Saved data entries:
[BEGIN]

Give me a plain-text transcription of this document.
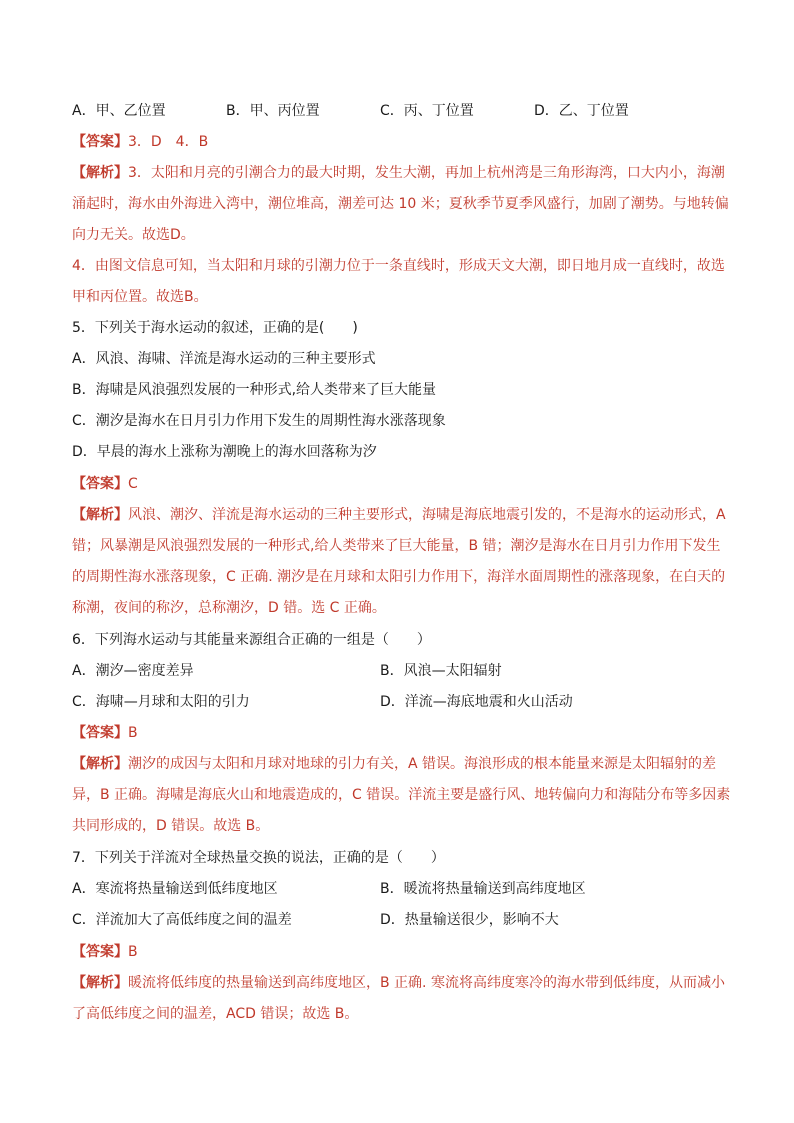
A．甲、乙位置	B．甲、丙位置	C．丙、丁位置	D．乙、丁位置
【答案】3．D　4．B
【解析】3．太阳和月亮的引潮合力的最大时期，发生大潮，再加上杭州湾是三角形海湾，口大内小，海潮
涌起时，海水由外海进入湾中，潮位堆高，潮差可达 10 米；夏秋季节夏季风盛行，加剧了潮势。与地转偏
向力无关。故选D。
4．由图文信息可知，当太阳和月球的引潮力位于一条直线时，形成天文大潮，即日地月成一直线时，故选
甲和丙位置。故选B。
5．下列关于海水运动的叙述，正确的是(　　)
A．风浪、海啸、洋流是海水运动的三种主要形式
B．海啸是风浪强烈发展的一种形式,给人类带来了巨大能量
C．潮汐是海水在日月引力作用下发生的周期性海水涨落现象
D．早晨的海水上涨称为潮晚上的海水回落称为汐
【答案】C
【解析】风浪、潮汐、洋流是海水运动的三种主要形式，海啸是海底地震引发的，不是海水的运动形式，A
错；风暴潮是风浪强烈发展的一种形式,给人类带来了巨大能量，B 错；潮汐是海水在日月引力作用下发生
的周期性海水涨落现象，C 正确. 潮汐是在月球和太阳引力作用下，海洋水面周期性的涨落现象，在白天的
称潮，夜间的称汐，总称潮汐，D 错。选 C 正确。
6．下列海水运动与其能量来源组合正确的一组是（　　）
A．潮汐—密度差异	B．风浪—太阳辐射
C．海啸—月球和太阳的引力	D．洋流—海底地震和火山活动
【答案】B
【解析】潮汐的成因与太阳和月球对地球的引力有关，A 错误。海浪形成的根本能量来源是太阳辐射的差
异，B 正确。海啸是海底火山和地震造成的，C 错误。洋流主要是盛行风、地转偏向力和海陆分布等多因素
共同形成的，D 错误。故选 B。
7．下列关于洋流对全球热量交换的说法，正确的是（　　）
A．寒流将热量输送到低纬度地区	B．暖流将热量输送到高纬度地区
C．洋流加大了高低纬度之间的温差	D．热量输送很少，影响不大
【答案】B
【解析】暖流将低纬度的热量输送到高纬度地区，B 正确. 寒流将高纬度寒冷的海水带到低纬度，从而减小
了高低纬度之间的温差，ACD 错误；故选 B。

[END]

Transcribe the listing above verbatim. Omit the pictures.

> _IN RESPONSE_:
Give me a plain-text transcription of this document.
A．甲、乙位置	B．甲、丙位置	C．丙、丁位置	D．乙、丁位置
【答案】3．D　4．B
【解析】3．太阳和月亮的引潮合力的最大时期，发生大潮，再加上杭州湾是三角形海湾，口大内小，海潮
涌起时，海水由外海进入湾中，潮位堆高，潮差可达 10 米；夏秋季节夏季风盛行，加剧了潮势。与地转偏
向力无关。故选D。
4．由图文信息可知，当太阳和月球的引潮力位于一条直线时，形成天文大潮，即日地月成一直线时，故选
甲和丙位置。故选B。
5．下列关于海水运动的叙述，正确的是(　　)
A．风浪、海啸、洋流是海水运动的三种主要形式
B．海啸是风浪强烈发展的一种形式,给人类带来了巨大能量
C．潮汐是海水在日月引力作用下发生的周期性海水涨落现象
D．早晨的海水上涨称为潮晚上的海水回落称为汐
【答案】C
【解析】风浪、潮汐、洋流是海水运动的三种主要形式，海啸是海底地震引发的，不是海水的运动形式，A
错；风暴潮是风浪强烈发展的一种形式,给人类带来了巨大能量，B 错；潮汐是海水在日月引力作用下发生
的周期性海水涨落现象，C 正确. 潮汐是在月球和太阳引力作用下，海洋水面周期性的涨落现象，在白天的
称潮，夜间的称汐，总称潮汐，D 错。选 C 正确。
6．下列海水运动与其能量来源组合正确的一组是（　　）
A．潮汐—密度差异	B．风浪—太阳辐射
C．海啸—月球和太阳的引力	D．洋流—海底地震和火山活动
【答案】B
【解析】潮汐的成因与太阳和月球对地球的引力有关，A 错误。海浪形成的根本能量来源是太阳辐射的差
异，B 正确。海啸是海底火山和地震造成的，C 错误。洋流主要是盛行风、地转偏向力和海陆分布等多因素
共同形成的，D 错误。故选 B。
7．下列关于洋流对全球热量交换的说法，正确的是（　　）
A．寒流将热量输送到低纬度地区	B．暖流将热量输送到高纬度地区
C．洋流加大了高低纬度之间的温差	D．热量输送很少，影响不大
【答案】B
【解析】暖流将低纬度的热量输送到高纬度地区，B 正确. 寒流将高纬度寒冷的海水带到低纬度，从而减小
了高低纬度之间的温差，ACD 错误；故选 B。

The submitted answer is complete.